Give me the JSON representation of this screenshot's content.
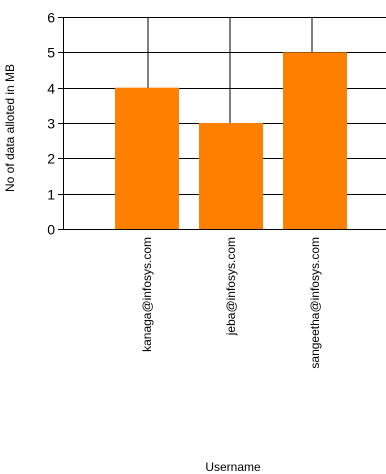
{
  "chart_data": {
    "type": "bar",
    "categories": [
      "kanaga@infosys.com",
      "jeba@infosys.com",
      "sangeetha@infosys.com"
    ],
    "values": [
      4,
      3,
      5
    ],
    "title": "",
    "xlabel": "Username",
    "ylabel": "No of data alloted in MB",
    "ylim": [
      0,
      6
    ],
    "yticks": [
      0,
      1,
      2,
      3,
      4,
      5,
      6
    ],
    "grid": true,
    "bar_color": "#ff8000",
    "axis_color": "#000000"
  }
}
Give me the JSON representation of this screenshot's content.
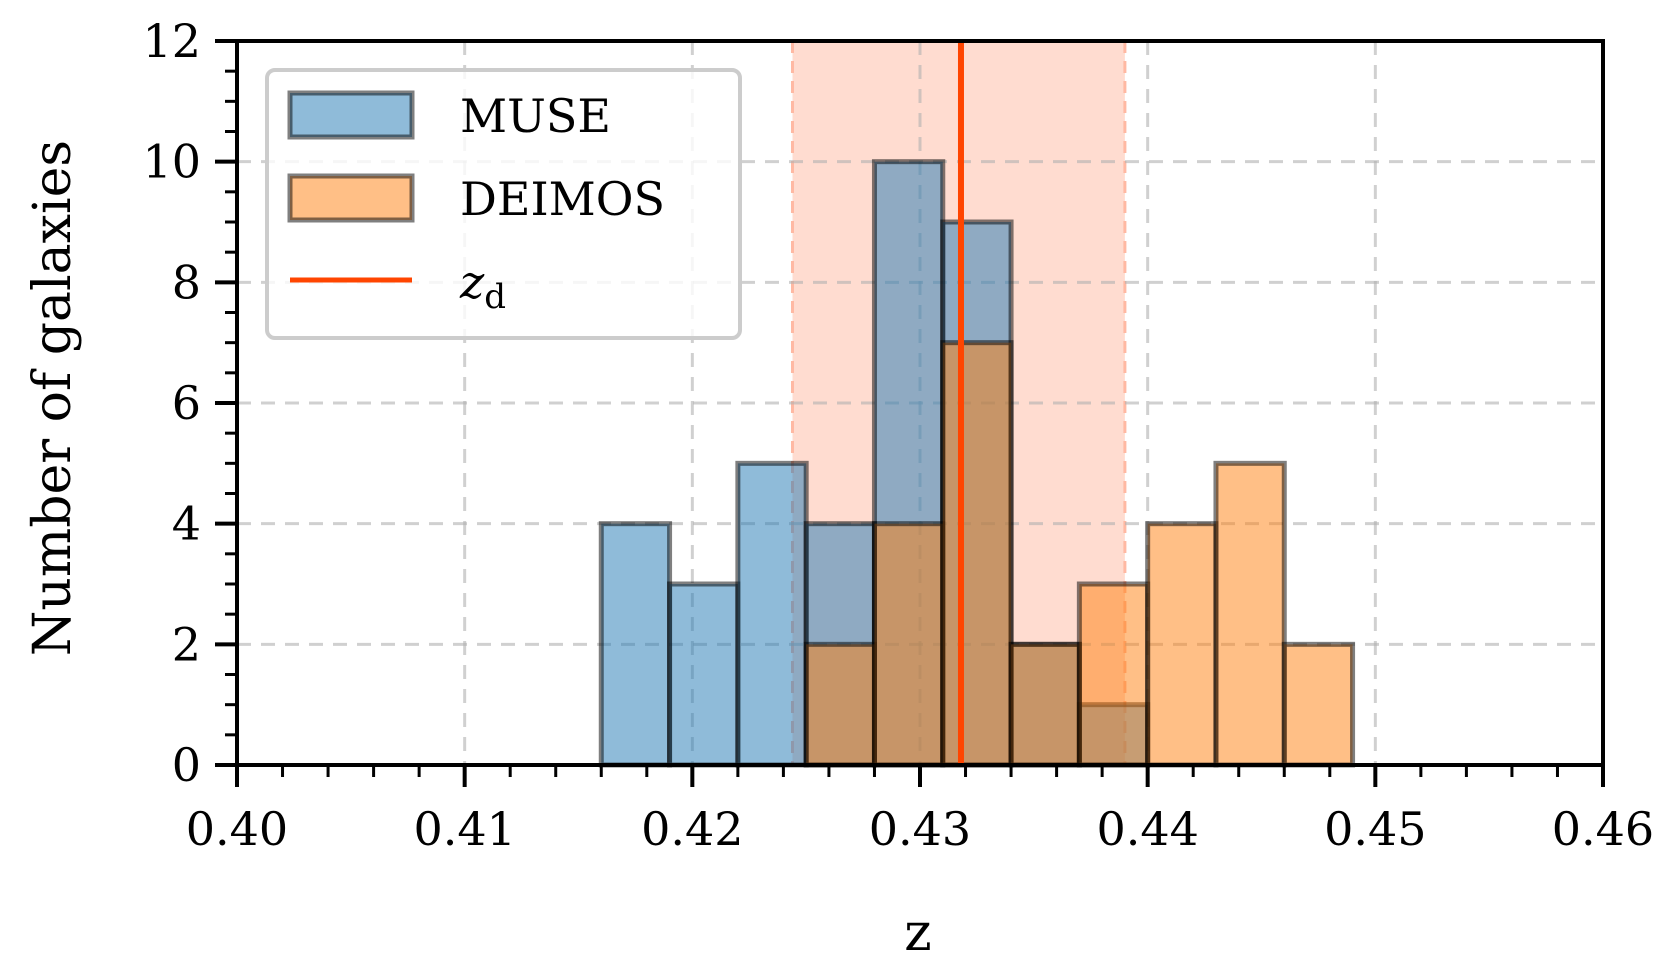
{
  "chart_data": {
    "type": "bar",
    "subtype": "histogram",
    "xlabel": "z",
    "ylabel": "Number of galaxies",
    "xlim": [
      0.4,
      0.46
    ],
    "ylim": [
      0,
      12
    ],
    "x_ticks": [
      "0.40",
      "0.41",
      "0.42",
      "0.43",
      "0.44",
      "0.45",
      "0.46"
    ],
    "x_tick_values": [
      0.4,
      0.41,
      0.42,
      0.43,
      0.44,
      0.45,
      0.46
    ],
    "y_ticks": [
      "0",
      "2",
      "4",
      "6",
      "8",
      "10",
      "12"
    ],
    "y_tick_values": [
      0,
      2,
      4,
      6,
      8,
      10,
      12
    ],
    "grid": true,
    "legend_position": "top-left",
    "bin_width": 0.003,
    "series": [
      {
        "name": "MUSE",
        "color": "#1f77b4",
        "bin_starts": [
          0.416,
          0.419,
          0.422,
          0.425,
          0.428,
          0.431,
          0.434,
          0.437
        ],
        "counts": [
          4,
          3,
          5,
          4,
          10,
          9,
          2,
          1
        ]
      },
      {
        "name": "DEIMOS",
        "color": "#ff7f0e",
        "bin_starts": [
          0.425,
          0.428,
          0.431,
          0.434,
          0.437,
          0.44,
          0.443,
          0.446
        ],
        "counts": [
          2,
          4,
          7,
          2,
          3,
          4,
          5,
          2
        ]
      }
    ],
    "reference_line": {
      "name": "z_d",
      "label_main": "z",
      "label_sub": "d",
      "x": 0.4318,
      "color": "#ff4500"
    },
    "band": {
      "x_range": [
        0.4244,
        0.439
      ],
      "color": "#ffdcd0"
    }
  }
}
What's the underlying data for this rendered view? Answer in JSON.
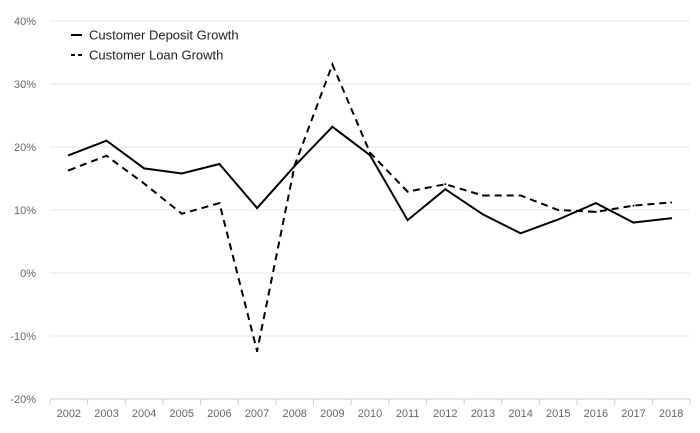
{
  "chart_data": {
    "type": "line",
    "title": "",
    "xlabel": "",
    "ylabel": "",
    "categories": [
      "2002",
      "2003",
      "2004",
      "2005",
      "2006",
      "2007",
      "2008",
      "2009",
      "2010",
      "2011",
      "2012",
      "2013",
      "2014",
      "2015",
      "2016",
      "2017",
      "2018"
    ],
    "ylim": [
      -20,
      40
    ],
    "yticks": [
      -20,
      -10,
      0,
      10,
      20,
      30,
      40
    ],
    "ytick_labels": [
      "-20%",
      "-10%",
      "0%",
      "10%",
      "20%",
      "30%",
      "40%"
    ],
    "grid": "horizontal",
    "legend_position": "top-left",
    "series": [
      {
        "name": "Customer Deposit Growth",
        "line_style": "solid",
        "color": "#000000",
        "values": [
          18.7,
          21.0,
          16.6,
          15.8,
          17.3,
          10.3,
          17.0,
          23.2,
          18.7,
          8.4,
          13.3,
          9.3,
          6.3,
          8.5,
          11.1,
          8.0,
          8.7
        ]
      },
      {
        "name": "Customer Loan Growth",
        "line_style": "dashed",
        "color": "#000000",
        "values": [
          16.3,
          18.6,
          14.2,
          9.4,
          11.1,
          -12.4,
          17.1,
          33.1,
          19.1,
          12.9,
          14.1,
          12.3,
          12.3,
          10.0,
          9.7,
          10.7,
          11.2
        ]
      }
    ]
  }
}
--*--
_GOAL OF THE EXERCISE_: Omit the images and transcribe all of the records above word for word.

_EXERCISE ANSWER_:
Give me the JSON representation of this screenshot's content.
{
  "chart_data": {
    "type": "bar",
    "categories": [
      "kanaga@infosys.com",
      "jeba@infosys.com",
      "sangeetha@infosys.com"
    ],
    "values": [
      4,
      3,
      5
    ],
    "title": "",
    "xlabel": "Username",
    "ylabel": "No of data alloted in MB",
    "ylim": [
      0,
      6
    ],
    "yticks": [
      0,
      1,
      2,
      3,
      4,
      5,
      6
    ],
    "grid": true,
    "bar_color": "#ff8000",
    "axis_color": "#000000"
  }
}
Give me the JSON representation of this screenshot's content.
{
  "chart_data": {
    "type": "bar",
    "subtype": "histogram",
    "xlabel": "z",
    "ylabel": "Number of galaxies",
    "xlim": [
      0.4,
      0.46
    ],
    "ylim": [
      0,
      12
    ],
    "x_ticks": [
      "0.40",
      "0.41",
      "0.42",
      "0.43",
      "0.44",
      "0.45",
      "0.46"
    ],
    "x_tick_values": [
      0.4,
      0.41,
      0.42,
      0.43,
      0.44,
      0.45,
      0.46
    ],
    "y_ticks": [
      "0",
      "2",
      "4",
      "6",
      "8",
      "10",
      "12"
    ],
    "y_tick_values": [
      0,
      2,
      4,
      6,
      8,
      10,
      12
    ],
    "grid": true,
    "legend_position": "top-left",
    "bin_width": 0.003,
    "series": [
      {
        "name": "MUSE",
        "color": "#1f77b4",
        "bin_starts": [
          0.416,
          0.419,
          0.422,
          0.425,
          0.428,
          0.431,
          0.434,
          0.437
        ],
        "counts": [
          4,
          3,
          5,
          4,
          10,
          9,
          2,
          1
        ]
      },
      {
        "name": "DEIMOS",
        "color": "#ff7f0e",
        "bin_starts": [
          0.425,
          0.428,
          0.431,
          0.434,
          0.437,
          0.44,
          0.443,
          0.446
        ],
        "counts": [
          2,
          4,
          7,
          2,
          3,
          4,
          5,
          2
        ]
      }
    ],
    "reference_line": {
      "name": "z_d",
      "label_main": "z",
      "label_sub": "d",
      "x": 0.4318,
      "color": "#ff4500"
    },
    "band": {
      "x_range": [
        0.4244,
        0.439
      ],
      "color": "#ffdcd0"
    }
  }
}
What's the underlying data for this rendered view? Answer in JSON.
{
  "chart_data": {
    "type": "line",
    "title": "",
    "xlabel": "",
    "ylabel": "",
    "categories": [
      "2002",
      "2003",
      "2004",
      "2005",
      "2006",
      "2007",
      "2008",
      "2009",
      "2010",
      "2011",
      "2012",
      "2013",
      "2014",
      "2015",
      "2016",
      "2017",
      "2018"
    ],
    "ylim": [
      -20,
      40
    ],
    "yticks": [
      -20,
      -10,
      0,
      10,
      20,
      30,
      40
    ],
    "ytick_labels": [
      "-20%",
      "-10%",
      "0%",
      "10%",
      "20%",
      "30%",
      "40%"
    ],
    "grid": "horizontal",
    "legend_position": "top-left",
    "series": [
      {
        "name": "Customer Deposit Growth",
        "line_style": "solid",
        "color": "#000000",
        "values": [
          18.7,
          21.0,
          16.6,
          15.8,
          17.3,
          10.3,
          17.0,
          23.2,
          18.7,
          8.4,
          13.3,
          9.3,
          6.3,
          8.5,
          11.1,
          8.0,
          8.7
        ]
      },
      {
        "name": "Customer Loan Growth",
        "line_style": "dashed",
        "color": "#000000",
        "values": [
          16.3,
          18.6,
          14.2,
          9.4,
          11.1,
          -12.4,
          17.1,
          33.1,
          19.1,
          12.9,
          14.1,
          12.3,
          12.3,
          10.0,
          9.7,
          10.7,
          11.2
        ]
      }
    ]
  }
}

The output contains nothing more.